Show each line of the items below that contains the string "axis".
::: THE INPUT
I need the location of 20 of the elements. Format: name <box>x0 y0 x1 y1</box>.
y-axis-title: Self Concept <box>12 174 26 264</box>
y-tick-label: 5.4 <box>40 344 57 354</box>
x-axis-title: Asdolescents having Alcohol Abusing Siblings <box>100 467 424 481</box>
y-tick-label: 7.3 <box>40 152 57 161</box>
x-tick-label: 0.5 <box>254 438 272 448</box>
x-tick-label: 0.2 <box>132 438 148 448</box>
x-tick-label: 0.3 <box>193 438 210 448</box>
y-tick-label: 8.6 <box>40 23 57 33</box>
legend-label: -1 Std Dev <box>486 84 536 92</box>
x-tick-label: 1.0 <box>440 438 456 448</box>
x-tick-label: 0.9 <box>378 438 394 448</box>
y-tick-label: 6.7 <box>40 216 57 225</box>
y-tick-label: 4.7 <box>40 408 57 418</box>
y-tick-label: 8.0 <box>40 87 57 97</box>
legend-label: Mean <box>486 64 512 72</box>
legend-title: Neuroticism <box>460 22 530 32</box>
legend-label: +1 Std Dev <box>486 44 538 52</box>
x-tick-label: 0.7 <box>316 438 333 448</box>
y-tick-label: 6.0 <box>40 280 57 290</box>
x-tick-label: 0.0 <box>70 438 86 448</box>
::::::
### ANSWER TO THIS TASK
y-axis-title: Self Concept <box>12 174 26 264</box>
x-axis-title: Asdolescents having Alcohol Abusing Siblings <box>100 467 424 481</box>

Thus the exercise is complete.